Records:
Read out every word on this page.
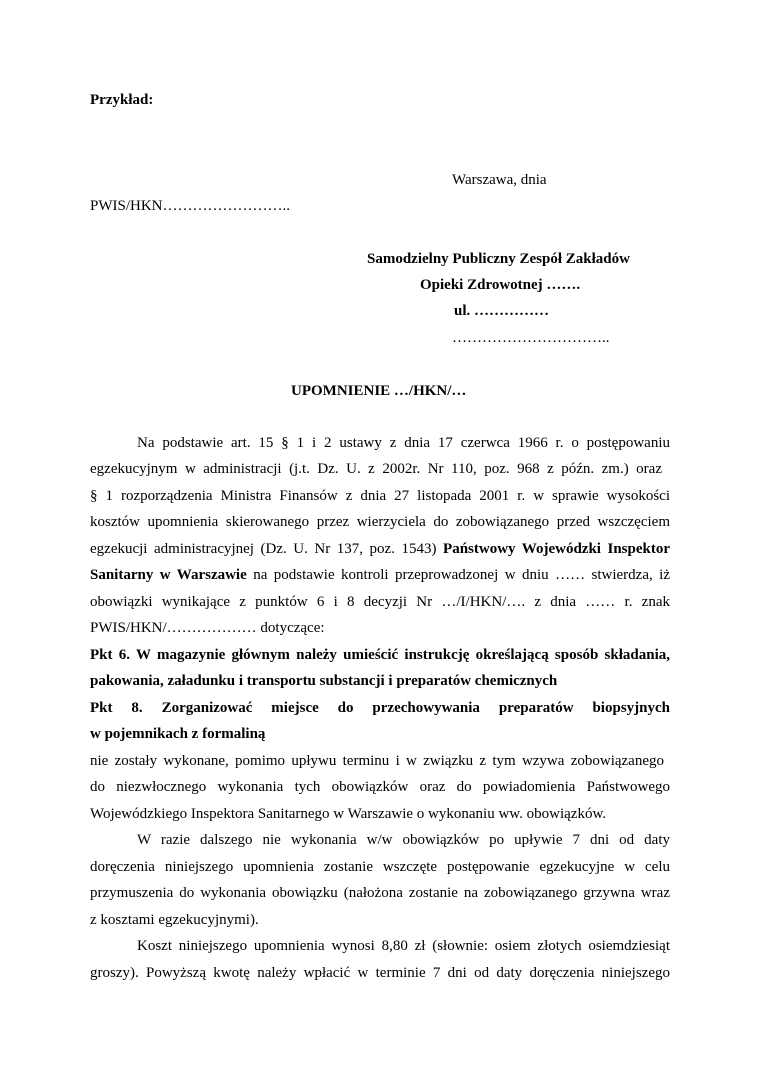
Przykład:
Warszawa, dnia
PWIS/HKN……………………..
Samodzielny Publiczny Zespół Zakładów
Opieki Zdrowotnej …….
ul. ……………
…………………………..
UPOMNIENIE …/HKN/…
Na podstawie art. 15 § 1 i 2 ustawy z dnia 17 czerwca 1966 r. o postępowaniu
egzekucyjnym w administracji (j.t. Dz. U. z 2002r. Nr 110, poz. 968 z późn. zm.) oraz
§ 1 rozporządzenia Ministra Finansów z dnia 27 listopada 2001 r. w sprawie wysokości
kosztów upomnienia skierowanego przez wierzyciela do zobowiązanego przed wszczęciem
egzekucji administracyjnej (Dz. U. Nr 137, poz. 1543) Państwowy Wojewódzki Inspektor
Sanitarny w Warszawie na podstawie kontroli przeprowadzonej w dniu …… stwierdza, iż
obowiązki wynikające z punktów 6 i 8 decyzji Nr …/I/HKN/…. z dnia …… r. znak
PWIS/HKN/……………… dotyczące:
Pkt 6. W magazynie głównym należy umieścić instrukcję określającą sposób składania,
pakowania, załadunku i transportu substancji i preparatów chemicznych
Pkt 8. Zorganizować miejsce do przechowywania preparatów biopsyjnych
w pojemnikach z formaliną
nie zostały wykonane, pomimo upływu terminu i w związku z tym wzywa zobowiązanego
do niezwłocznego wykonania tych obowiązków oraz do powiadomienia Państwowego
Wojewódzkiego Inspektora Sanitarnego w Warszawie o wykonaniu ww. obowiązków.
W razie dalszego nie wykonania w/w obowiązków po upływie 7 dni od daty
doręczenia niniejszego upomnienia zostanie wszczęte postępowanie egzekucyjne w celu
przymuszenia do wykonania obowiązku (nałożona zostanie na zobowiązanego grzywna wraz
z kosztami egzekucyjnymi).
Koszt niniejszego upomnienia wynosi 8,80 zł (słownie: osiem złotych osiemdziesiąt
groszy). Powyższą kwotę należy wpłacić w terminie 7 dni od daty doręczenia niniejszego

Prompt: The records shown above are to be repeated exactly, with the pictures left out.

Exercise output:
Read out every word on this page.
Przykład:
Warszawa, dnia
PWIS/HKN……………………..
Samodzielny Publiczny Zespół Zakładów
Opieki Zdrowotnej …….
ul. ……………
…………………………..
UPOMNIENIE …/HKN/…
Na podstawie art. 15 § 1 i 2 ustawy z dnia 17 czerwca 1966 r. o postępowaniu
egzekucyjnym w administracji (j.t. Dz. U. z 2002r. Nr 110, poz. 968 z późn. zm.) oraz
§ 1 rozporządzenia Ministra Finansów z dnia 27 listopada 2001 r. w sprawie wysokości
kosztów upomnienia skierowanego przez wierzyciela do zobowiązanego przed wszczęciem
egzekucji administracyjnej (Dz. U. Nr 137, poz. 1543) Państwowy Wojewódzki Inspektor
Sanitarny w Warszawie na podstawie kontroli przeprowadzonej w dniu …… stwierdza, iż
obowiązki wynikające z punktów 6 i 8 decyzji Nr …/I/HKN/…. z dnia …… r. znak
PWIS/HKN/……………… dotyczące:
Pkt 6. W magazynie głównym należy umieścić instrukcję określającą sposób składania,
pakowania, załadunku i transportu substancji i preparatów chemicznych
Pkt 8. Zorganizować miejsce do przechowywania preparatów biopsyjnych
w pojemnikach z formaliną
nie zostały wykonane, pomimo upływu terminu i w związku z tym wzywa zobowiązanego
do niezwłocznego wykonania tych obowiązków oraz do powiadomienia Państwowego
Wojewódzkiego Inspektora Sanitarnego w Warszawie o wykonaniu ww. obowiązków.
W razie dalszego nie wykonania w/w obowiązków po upływie 7 dni od daty
doręczenia niniejszego upomnienia zostanie wszczęte postępowanie egzekucyjne w celu
przymuszenia do wykonania obowiązku (nałożona zostanie na zobowiązanego grzywna wraz
z kosztami egzekucyjnymi).
Koszt niniejszego upomnienia wynosi 8,80 zł (słownie: osiem złotych osiemdziesiąt
groszy). Powyższą kwotę należy wpłacić w terminie 7 dni od daty doręczenia niniejszego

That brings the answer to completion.